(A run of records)
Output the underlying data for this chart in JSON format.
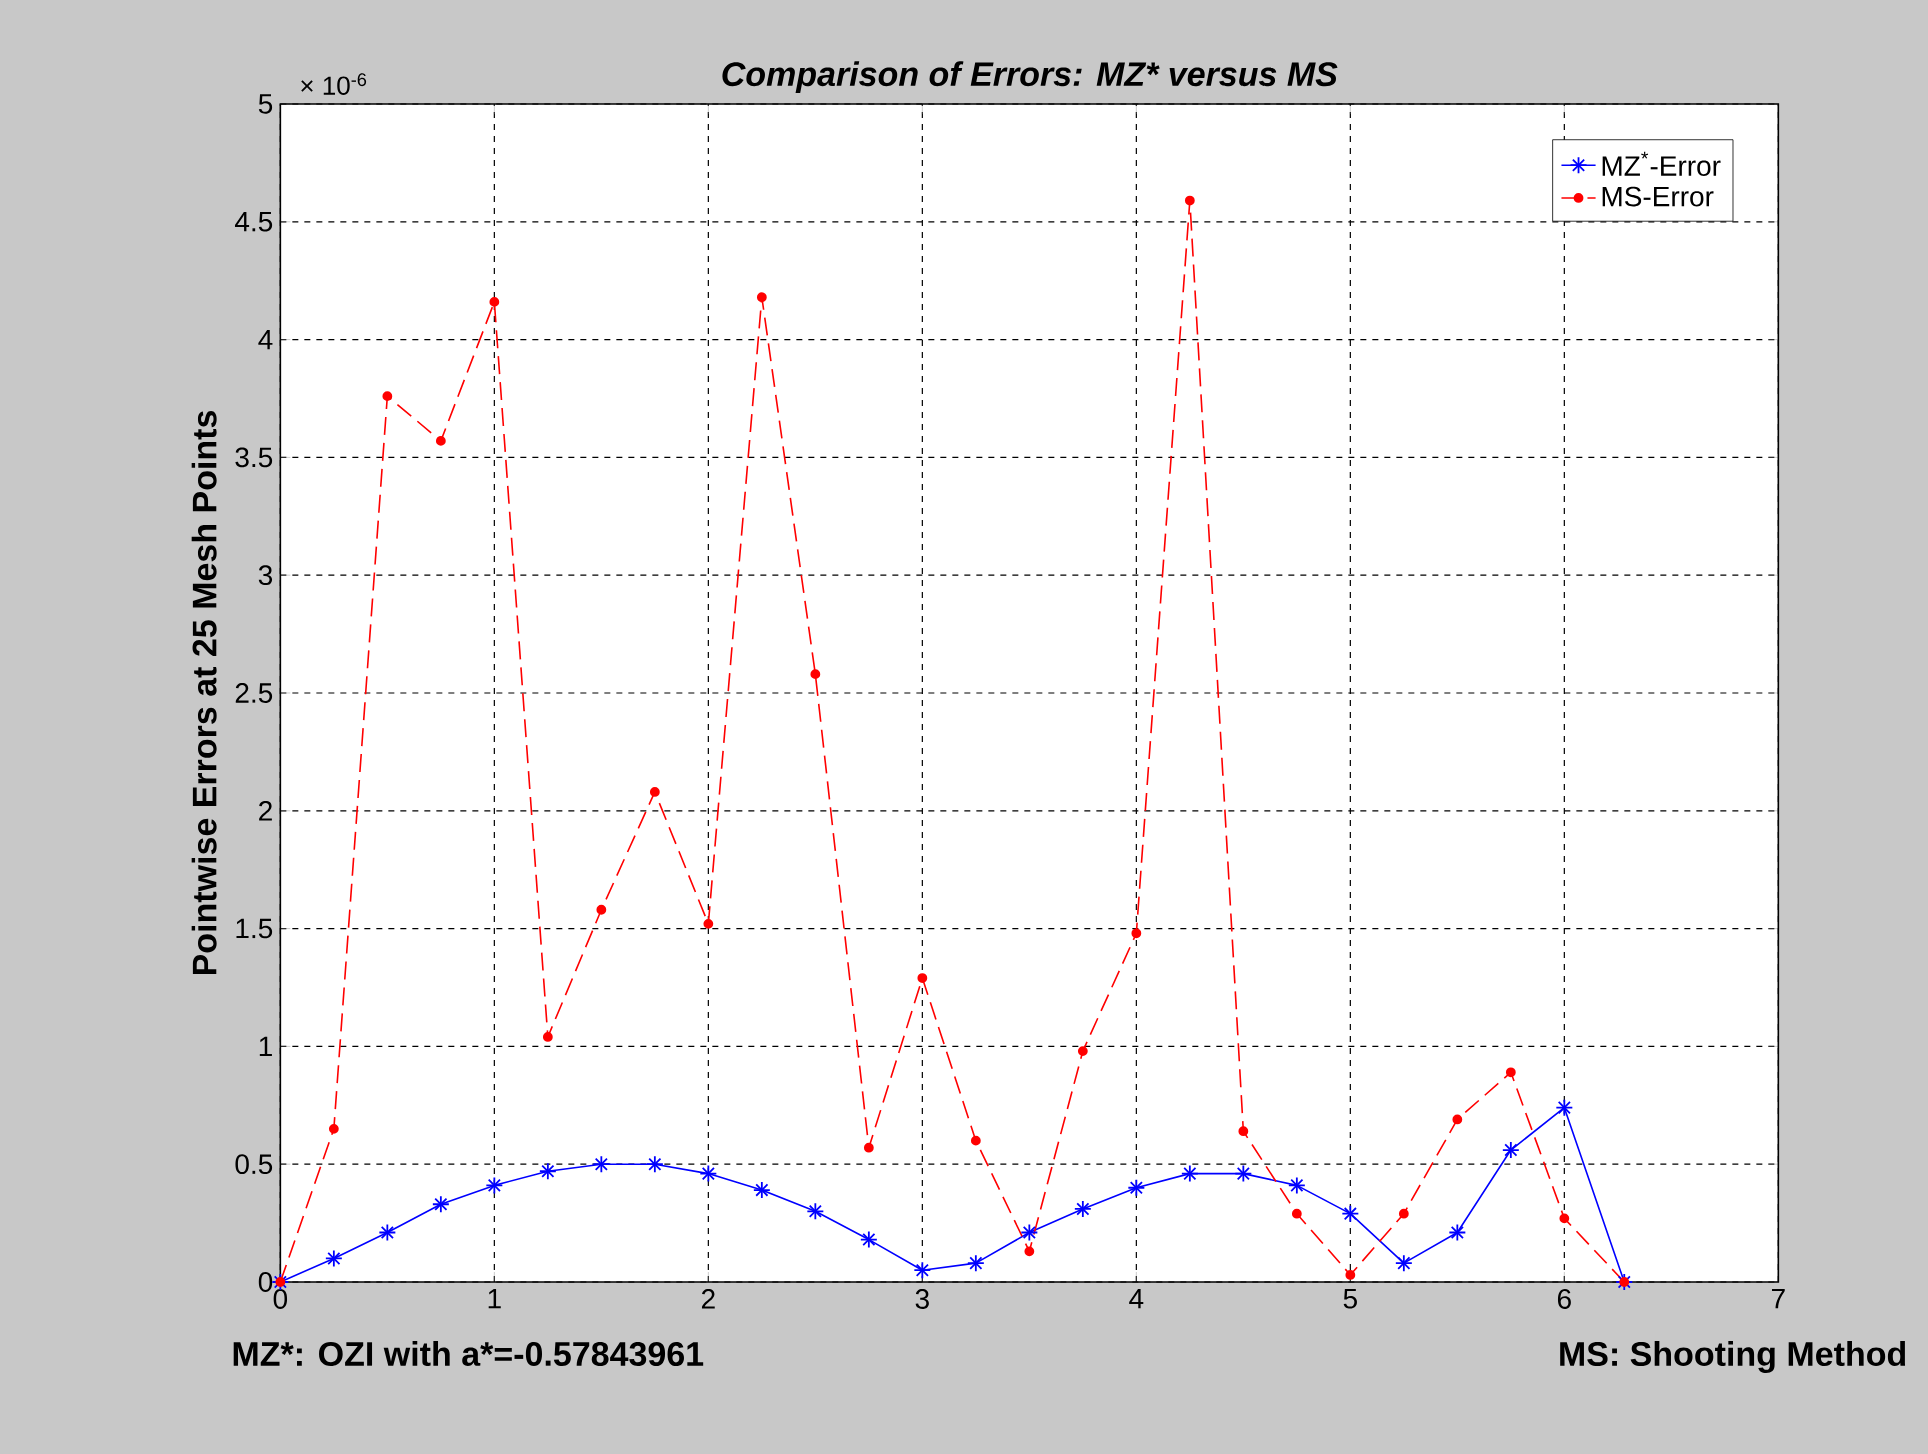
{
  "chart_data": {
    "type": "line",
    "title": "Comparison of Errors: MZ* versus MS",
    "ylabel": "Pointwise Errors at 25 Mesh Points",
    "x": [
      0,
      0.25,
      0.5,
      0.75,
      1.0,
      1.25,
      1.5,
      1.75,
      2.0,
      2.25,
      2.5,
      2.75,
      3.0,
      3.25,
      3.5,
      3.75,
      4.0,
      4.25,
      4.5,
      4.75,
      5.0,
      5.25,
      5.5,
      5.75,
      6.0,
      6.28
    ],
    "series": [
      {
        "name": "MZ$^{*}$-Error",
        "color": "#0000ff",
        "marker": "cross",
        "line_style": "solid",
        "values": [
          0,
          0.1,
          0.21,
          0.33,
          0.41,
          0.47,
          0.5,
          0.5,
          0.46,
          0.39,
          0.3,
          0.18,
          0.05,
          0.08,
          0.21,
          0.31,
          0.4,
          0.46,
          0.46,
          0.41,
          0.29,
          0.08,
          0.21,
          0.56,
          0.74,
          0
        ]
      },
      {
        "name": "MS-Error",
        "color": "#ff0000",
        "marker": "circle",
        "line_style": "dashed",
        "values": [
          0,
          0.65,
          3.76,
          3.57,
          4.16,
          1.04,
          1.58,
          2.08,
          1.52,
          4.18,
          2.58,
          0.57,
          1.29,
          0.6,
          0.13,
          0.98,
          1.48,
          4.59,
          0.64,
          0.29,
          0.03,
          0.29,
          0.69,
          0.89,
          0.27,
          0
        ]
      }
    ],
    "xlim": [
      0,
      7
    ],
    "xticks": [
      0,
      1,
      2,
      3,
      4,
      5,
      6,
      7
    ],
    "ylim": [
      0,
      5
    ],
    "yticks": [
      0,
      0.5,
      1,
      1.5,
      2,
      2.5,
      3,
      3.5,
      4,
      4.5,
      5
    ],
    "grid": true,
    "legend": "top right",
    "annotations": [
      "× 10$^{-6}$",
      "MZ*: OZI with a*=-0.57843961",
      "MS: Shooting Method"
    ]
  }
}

__OBJECTIVE__
Quote the records above exactly, leaving out any pictures.

__TASK RESULT__
Output the underlying data for this chart in JSON format.
{
  "chart_data": {
    "type": "line",
    "title": "Comparison of Errors: MZ* versus MS",
    "ylabel": "Pointwise Errors at 25 Mesh Points",
    "x": [
      0,
      0.25,
      0.5,
      0.75,
      1.0,
      1.25,
      1.5,
      1.75,
      2.0,
      2.25,
      2.5,
      2.75,
      3.0,
      3.25,
      3.5,
      3.75,
      4.0,
      4.25,
      4.5,
      4.75,
      5.0,
      5.25,
      5.5,
      5.75,
      6.0,
      6.28
    ],
    "series": [
      {
        "name": "MZ$^{*}$-Error",
        "color": "#0000ff",
        "marker": "cross",
        "line_style": "solid",
        "values": [
          0,
          0.1,
          0.21,
          0.33,
          0.41,
          0.47,
          0.5,
          0.5,
          0.46,
          0.39,
          0.3,
          0.18,
          0.05,
          0.08,
          0.21,
          0.31,
          0.4,
          0.46,
          0.46,
          0.41,
          0.29,
          0.08,
          0.21,
          0.56,
          0.74,
          0
        ]
      },
      {
        "name": "MS-Error",
        "color": "#ff0000",
        "marker": "circle",
        "line_style": "dashed",
        "values": [
          0,
          0.65,
          3.76,
          3.57,
          4.16,
          1.04,
          1.58,
          2.08,
          1.52,
          4.18,
          2.58,
          0.57,
          1.29,
          0.6,
          0.13,
          0.98,
          1.48,
          4.59,
          0.64,
          0.29,
          0.03,
          0.29,
          0.69,
          0.89,
          0.27,
          0
        ]
      }
    ],
    "xlim": [
      0,
      7
    ],
    "xticks": [
      0,
      1,
      2,
      3,
      4,
      5,
      6,
      7
    ],
    "ylim": [
      0,
      5
    ],
    "yticks": [
      0,
      0.5,
      1,
      1.5,
      2,
      2.5,
      3,
      3.5,
      4,
      4.5,
      5
    ],
    "grid": true,
    "legend": "top right",
    "annotations": [
      "× 10$^{-6}$",
      "MZ*: OZI with a*=-0.57843961",
      "MS: Shooting Method"
    ]
  }
}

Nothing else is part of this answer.